Structured figure records:
━━━
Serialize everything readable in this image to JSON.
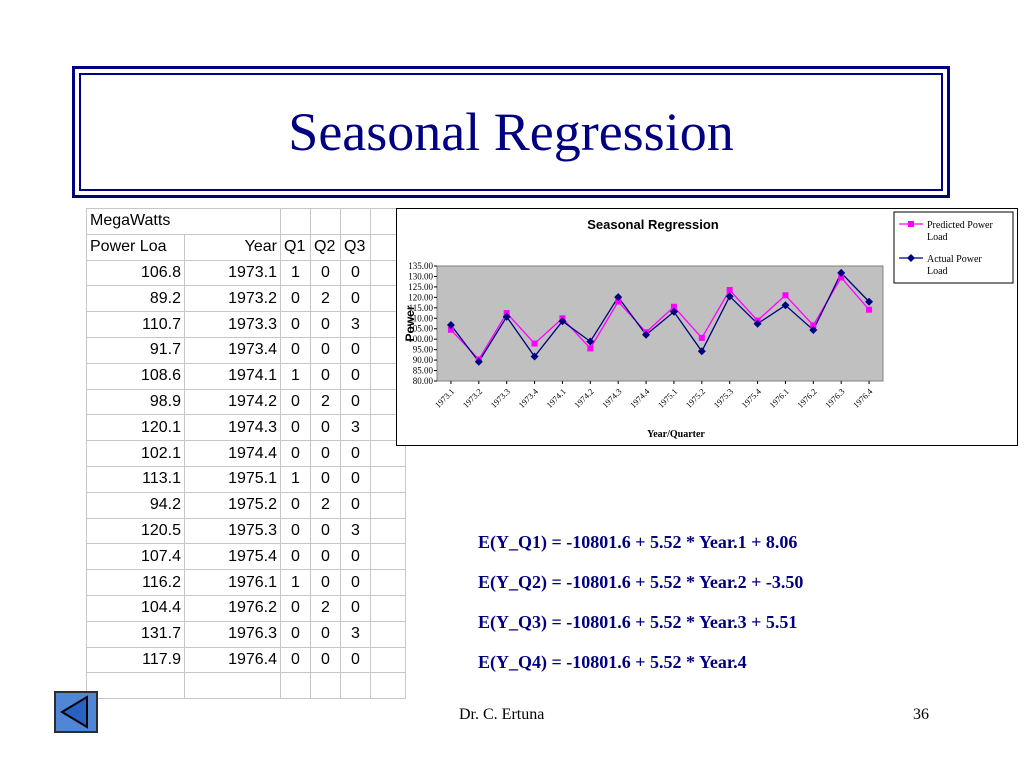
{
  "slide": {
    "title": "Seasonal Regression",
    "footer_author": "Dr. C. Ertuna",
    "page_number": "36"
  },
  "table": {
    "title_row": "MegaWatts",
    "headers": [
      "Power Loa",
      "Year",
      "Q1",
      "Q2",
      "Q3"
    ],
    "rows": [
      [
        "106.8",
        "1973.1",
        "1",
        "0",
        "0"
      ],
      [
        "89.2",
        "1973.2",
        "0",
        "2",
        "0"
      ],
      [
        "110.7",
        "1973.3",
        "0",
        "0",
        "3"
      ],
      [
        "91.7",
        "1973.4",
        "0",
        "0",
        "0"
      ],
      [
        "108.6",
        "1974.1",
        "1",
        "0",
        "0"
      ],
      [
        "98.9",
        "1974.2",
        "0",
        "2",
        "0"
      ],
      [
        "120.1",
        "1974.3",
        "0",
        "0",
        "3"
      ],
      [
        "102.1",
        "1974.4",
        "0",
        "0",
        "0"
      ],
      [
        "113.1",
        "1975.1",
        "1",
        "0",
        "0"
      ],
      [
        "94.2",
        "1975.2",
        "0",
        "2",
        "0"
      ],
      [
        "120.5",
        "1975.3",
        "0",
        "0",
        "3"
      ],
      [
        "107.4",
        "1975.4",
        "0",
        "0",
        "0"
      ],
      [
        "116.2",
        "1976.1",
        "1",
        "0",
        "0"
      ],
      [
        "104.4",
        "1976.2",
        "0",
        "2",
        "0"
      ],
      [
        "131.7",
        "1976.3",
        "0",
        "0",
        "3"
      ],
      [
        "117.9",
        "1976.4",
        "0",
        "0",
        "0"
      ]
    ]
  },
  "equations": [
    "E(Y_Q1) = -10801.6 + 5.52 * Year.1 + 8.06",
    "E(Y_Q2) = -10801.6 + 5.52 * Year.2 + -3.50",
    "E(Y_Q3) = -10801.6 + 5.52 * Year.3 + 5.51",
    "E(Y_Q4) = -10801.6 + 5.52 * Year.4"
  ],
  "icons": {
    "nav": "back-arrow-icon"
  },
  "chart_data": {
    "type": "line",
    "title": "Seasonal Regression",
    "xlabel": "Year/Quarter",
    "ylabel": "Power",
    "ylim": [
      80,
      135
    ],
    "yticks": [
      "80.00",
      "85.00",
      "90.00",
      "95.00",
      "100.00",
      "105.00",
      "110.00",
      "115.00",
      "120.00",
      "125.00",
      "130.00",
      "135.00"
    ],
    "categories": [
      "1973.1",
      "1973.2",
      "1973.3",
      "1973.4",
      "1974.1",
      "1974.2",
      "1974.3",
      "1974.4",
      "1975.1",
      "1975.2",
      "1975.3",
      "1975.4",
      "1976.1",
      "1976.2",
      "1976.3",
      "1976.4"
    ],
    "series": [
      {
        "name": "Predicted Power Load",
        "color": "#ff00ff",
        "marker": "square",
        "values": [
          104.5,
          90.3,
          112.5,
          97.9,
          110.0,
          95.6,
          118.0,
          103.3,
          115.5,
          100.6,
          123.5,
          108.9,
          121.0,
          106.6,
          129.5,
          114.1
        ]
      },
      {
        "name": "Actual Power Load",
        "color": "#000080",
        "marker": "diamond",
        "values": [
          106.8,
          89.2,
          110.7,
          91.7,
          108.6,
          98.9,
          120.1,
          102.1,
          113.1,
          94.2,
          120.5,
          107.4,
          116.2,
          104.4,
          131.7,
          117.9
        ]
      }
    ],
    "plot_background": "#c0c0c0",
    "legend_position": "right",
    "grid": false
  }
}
━━━
What you will do -
Drop the images and quote the entries word for word.

Exercise answer -
Serialize everything readable in this image to JSON.
{
  "slide": {
    "title": "Seasonal Regression",
    "footer_author": "Dr. C. Ertuna",
    "page_number": "36"
  },
  "table": {
    "title_row": "MegaWatts",
    "headers": [
      "Power Loa",
      "Year",
      "Q1",
      "Q2",
      "Q3"
    ],
    "rows": [
      [
        "106.8",
        "1973.1",
        "1",
        "0",
        "0"
      ],
      [
        "89.2",
        "1973.2",
        "0",
        "2",
        "0"
      ],
      [
        "110.7",
        "1973.3",
        "0",
        "0",
        "3"
      ],
      [
        "91.7",
        "1973.4",
        "0",
        "0",
        "0"
      ],
      [
        "108.6",
        "1974.1",
        "1",
        "0",
        "0"
      ],
      [
        "98.9",
        "1974.2",
        "0",
        "2",
        "0"
      ],
      [
        "120.1",
        "1974.3",
        "0",
        "0",
        "3"
      ],
      [
        "102.1",
        "1974.4",
        "0",
        "0",
        "0"
      ],
      [
        "113.1",
        "1975.1",
        "1",
        "0",
        "0"
      ],
      [
        "94.2",
        "1975.2",
        "0",
        "2",
        "0"
      ],
      [
        "120.5",
        "1975.3",
        "0",
        "0",
        "3"
      ],
      [
        "107.4",
        "1975.4",
        "0",
        "0",
        "0"
      ],
      [
        "116.2",
        "1976.1",
        "1",
        "0",
        "0"
      ],
      [
        "104.4",
        "1976.2",
        "0",
        "2",
        "0"
      ],
      [
        "131.7",
        "1976.3",
        "0",
        "0",
        "3"
      ],
      [
        "117.9",
        "1976.4",
        "0",
        "0",
        "0"
      ]
    ]
  },
  "equations": [
    "E(Y_Q1) = -10801.6 + 5.52 * Year.1 + 8.06",
    "E(Y_Q2) = -10801.6 + 5.52 * Year.2 + -3.50",
    "E(Y_Q3) = -10801.6 + 5.52 * Year.3 + 5.51",
    "E(Y_Q4) = -10801.6 + 5.52 * Year.4"
  ],
  "icons": {
    "nav": "back-arrow-icon"
  },
  "chart_data": {
    "type": "line",
    "title": "Seasonal Regression",
    "xlabel": "Year/Quarter",
    "ylabel": "Power",
    "ylim": [
      80,
      135
    ],
    "yticks": [
      "80.00",
      "85.00",
      "90.00",
      "95.00",
      "100.00",
      "105.00",
      "110.00",
      "115.00",
      "120.00",
      "125.00",
      "130.00",
      "135.00"
    ],
    "categories": [
      "1973.1",
      "1973.2",
      "1973.3",
      "1973.4",
      "1974.1",
      "1974.2",
      "1974.3",
      "1974.4",
      "1975.1",
      "1975.2",
      "1975.3",
      "1975.4",
      "1976.1",
      "1976.2",
      "1976.3",
      "1976.4"
    ],
    "series": [
      {
        "name": "Predicted Power Load",
        "color": "#ff00ff",
        "marker": "square",
        "values": [
          104.5,
          90.3,
          112.5,
          97.9,
          110.0,
          95.6,
          118.0,
          103.3,
          115.5,
          100.6,
          123.5,
          108.9,
          121.0,
          106.6,
          129.5,
          114.1
        ]
      },
      {
        "name": "Actual Power Load",
        "color": "#000080",
        "marker": "diamond",
        "values": [
          106.8,
          89.2,
          110.7,
          91.7,
          108.6,
          98.9,
          120.1,
          102.1,
          113.1,
          94.2,
          120.5,
          107.4,
          116.2,
          104.4,
          131.7,
          117.9
        ]
      }
    ],
    "plot_background": "#c0c0c0",
    "legend_position": "right",
    "grid": false
  }
}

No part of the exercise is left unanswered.